-- START OF LISTED RECORDS --
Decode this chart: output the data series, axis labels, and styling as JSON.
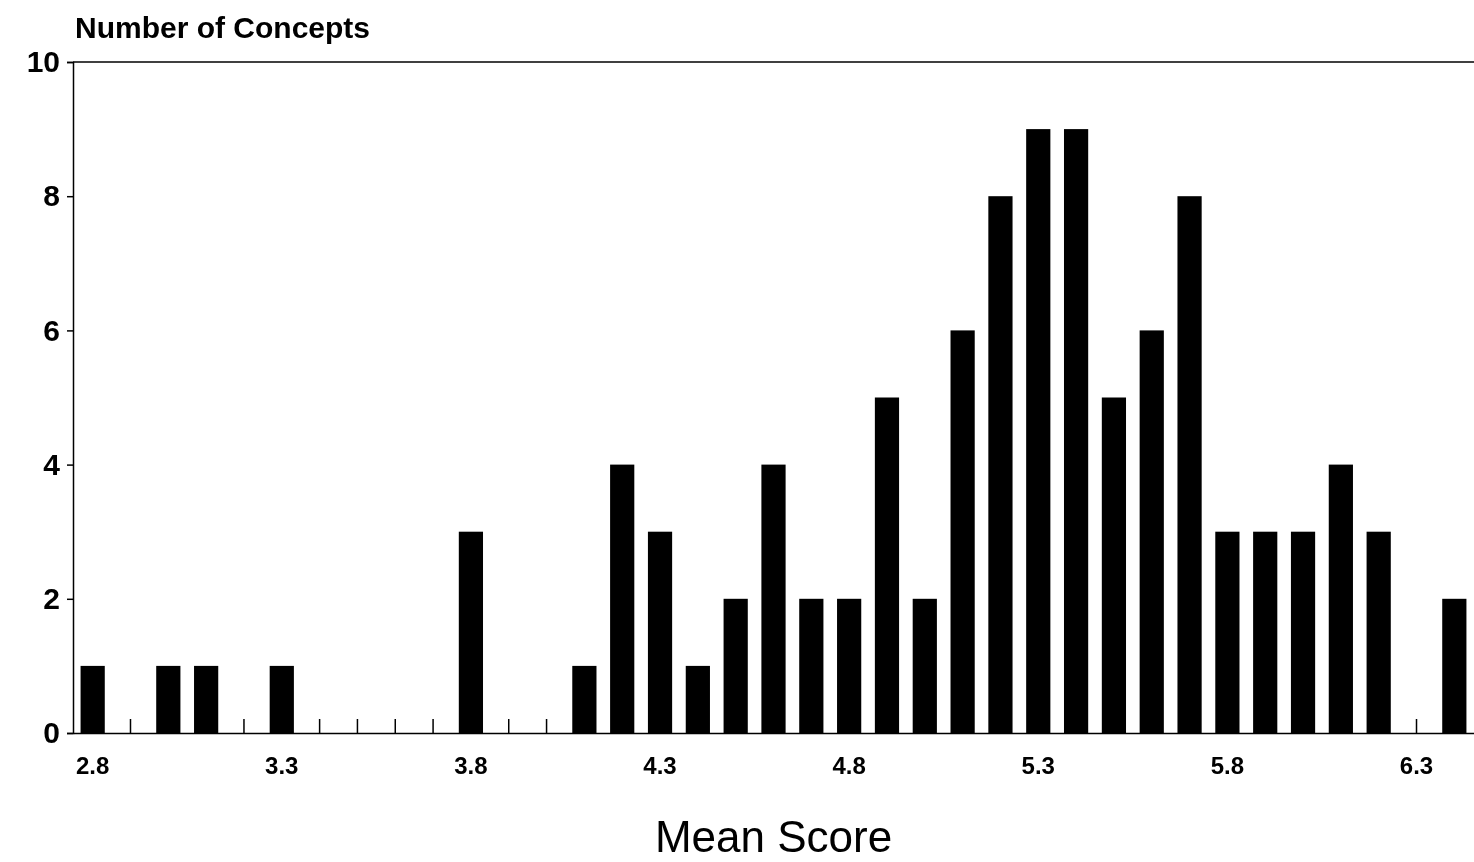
{
  "chart_data": {
    "type": "bar",
    "ylabel": "Number of Concepts",
    "xlabel": "Mean Score",
    "categories": [
      "2.8",
      null,
      null,
      null,
      null,
      "3.3",
      null,
      null,
      null,
      null,
      "3.8",
      null,
      null,
      null,
      null,
      "4.3",
      null,
      null,
      null,
      null,
      "4.8",
      null,
      null,
      null,
      null,
      "5.3",
      null,
      null,
      null,
      null,
      "5.8",
      null,
      null,
      null,
      null,
      "6.3",
      null
    ],
    "values": [
      1,
      0,
      1,
      1,
      0,
      1,
      0,
      0,
      0,
      0,
      3,
      0,
      0,
      1,
      4,
      3,
      1,
      2,
      4,
      2,
      2,
      5,
      2,
      6,
      8,
      9,
      9,
      5,
      6,
      8,
      3,
      3,
      3,
      4,
      3,
      0,
      2
    ],
    "color": "#000000",
    "ylim": [
      0,
      10
    ],
    "yticks": [
      0,
      2,
      4,
      6,
      8,
      10
    ],
    "grid": false
  }
}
-- END OF LISTED RECORDS --
● WRITTEN REQUEST: Restate each line of the records exactly; pictures do not belong in the copy.

● RESULT OF THE TASK:
Decode this chart: output the data series, axis labels, and styling as JSON.
{
  "chart_data": {
    "type": "bar",
    "ylabel": "Number of Concepts",
    "xlabel": "Mean Score",
    "categories": [
      "2.8",
      null,
      null,
      null,
      null,
      "3.3",
      null,
      null,
      null,
      null,
      "3.8",
      null,
      null,
      null,
      null,
      "4.3",
      null,
      null,
      null,
      null,
      "4.8",
      null,
      null,
      null,
      null,
      "5.3",
      null,
      null,
      null,
      null,
      "5.8",
      null,
      null,
      null,
      null,
      "6.3",
      null
    ],
    "values": [
      1,
      0,
      1,
      1,
      0,
      1,
      0,
      0,
      0,
      0,
      3,
      0,
      0,
      1,
      4,
      3,
      1,
      2,
      4,
      2,
      2,
      5,
      2,
      6,
      8,
      9,
      9,
      5,
      6,
      8,
      3,
      3,
      3,
      4,
      3,
      0,
      2
    ],
    "color": "#000000",
    "ylim": [
      0,
      10
    ],
    "yticks": [
      0,
      2,
      4,
      6,
      8,
      10
    ],
    "grid": false
  }
}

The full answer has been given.